## The request
Read the data and repeat all of it exactly.

++++++

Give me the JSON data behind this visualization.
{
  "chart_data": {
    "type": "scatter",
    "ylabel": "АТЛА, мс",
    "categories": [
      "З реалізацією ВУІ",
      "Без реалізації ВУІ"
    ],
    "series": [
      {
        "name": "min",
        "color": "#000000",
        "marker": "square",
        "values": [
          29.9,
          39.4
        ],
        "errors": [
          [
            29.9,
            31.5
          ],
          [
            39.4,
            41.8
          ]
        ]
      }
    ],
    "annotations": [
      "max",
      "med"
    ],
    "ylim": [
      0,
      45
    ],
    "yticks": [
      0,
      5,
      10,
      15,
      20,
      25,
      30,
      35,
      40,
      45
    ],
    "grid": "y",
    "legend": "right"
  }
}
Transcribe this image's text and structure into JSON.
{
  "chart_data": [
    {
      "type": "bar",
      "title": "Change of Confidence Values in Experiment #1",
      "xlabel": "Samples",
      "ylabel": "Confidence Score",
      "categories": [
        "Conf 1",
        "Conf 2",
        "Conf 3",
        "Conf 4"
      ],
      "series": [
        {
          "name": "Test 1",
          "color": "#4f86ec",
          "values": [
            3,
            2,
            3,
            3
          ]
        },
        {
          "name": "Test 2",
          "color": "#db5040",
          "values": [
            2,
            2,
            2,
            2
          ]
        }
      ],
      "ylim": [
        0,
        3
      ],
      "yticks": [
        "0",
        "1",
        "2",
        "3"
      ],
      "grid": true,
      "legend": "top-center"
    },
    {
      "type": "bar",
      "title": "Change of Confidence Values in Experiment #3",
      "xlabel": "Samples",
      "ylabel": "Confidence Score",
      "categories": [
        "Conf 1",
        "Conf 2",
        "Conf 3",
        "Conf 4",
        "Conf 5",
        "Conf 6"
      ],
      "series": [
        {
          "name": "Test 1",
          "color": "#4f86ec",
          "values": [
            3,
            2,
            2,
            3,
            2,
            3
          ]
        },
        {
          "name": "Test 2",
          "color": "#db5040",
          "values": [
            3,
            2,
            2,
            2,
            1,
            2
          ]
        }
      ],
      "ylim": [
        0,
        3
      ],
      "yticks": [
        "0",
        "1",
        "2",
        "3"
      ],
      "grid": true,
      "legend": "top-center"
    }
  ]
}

++++++

## Answer to the problem
Give me the JSON data behind this visualization.
{
  "chart_data": {
    "type": "scatter",
    "ylabel": "АТЛА, мс",
    "categories": [
      "З реалізацією ВУІ",
      "Без реалізації ВУІ"
    ],
    "series": [
      {
        "name": "min",
        "color": "#000000",
        "marker": "square",
        "values": [
          29.9,
          39.4
        ],
        "errors": [
          [
            29.9,
            31.5
          ],
          [
            39.4,
            41.8
          ]
        ]
      }
    ],
    "annotations": [
      "max",
      "med"
    ],
    "ylim": [
      0,
      45
    ],
    "yticks": [
      0,
      5,
      10,
      15,
      20,
      25,
      30,
      35,
      40,
      45
    ],
    "grid": "y",
    "legend": "right"
  }
}
Transcribe this image's text and structure into JSON.
{
  "chart_data": [
    {
      "type": "bar",
      "title": "Change of Confidence Values in Experiment #1",
      "xlabel": "Samples",
      "ylabel": "Confidence Score",
      "categories": [
        "Conf 1",
        "Conf 2",
        "Conf 3",
        "Conf 4"
      ],
      "series": [
        {
          "name": "Test 1",
          "color": "#4f86ec",
          "values": [
            3,
            2,
            3,
            3
          ]
        },
        {
          "name": "Test 2",
          "color": "#db5040",
          "values": [
            2,
            2,
            2,
            2
          ]
        }
      ],
      "ylim": [
        0,
        3
      ],
      "yticks": [
        "0",
        "1",
        "2",
        "3"
      ],
      "grid": true,
      "legend": "top-center"
    },
    {
      "type": "bar",
      "title": "Change of Confidence Values in Experiment #3",
      "xlabel": "Samples",
      "ylabel": "Confidence Score",
      "categories": [
        "Conf 1",
        "Conf 2",
        "Conf 3",
        "Conf 4",
        "Conf 5",
        "Conf 6"
      ],
      "series": [
        {
          "name": "Test 1",
          "color": "#4f86ec",
          "values": [
            3,
            2,
            2,
            3,
            2,
            3
          ]
        },
        {
          "name": "Test 2",
          "color": "#db5040",
          "values": [
            3,
            2,
            2,
            2,
            1,
            2
          ]
        }
      ],
      "ylim": [
        0,
        3
      ],
      "yticks": [
        "0",
        "1",
        "2",
        "3"
      ],
      "grid": true,
      "legend": "top-center"
    }
  ]
}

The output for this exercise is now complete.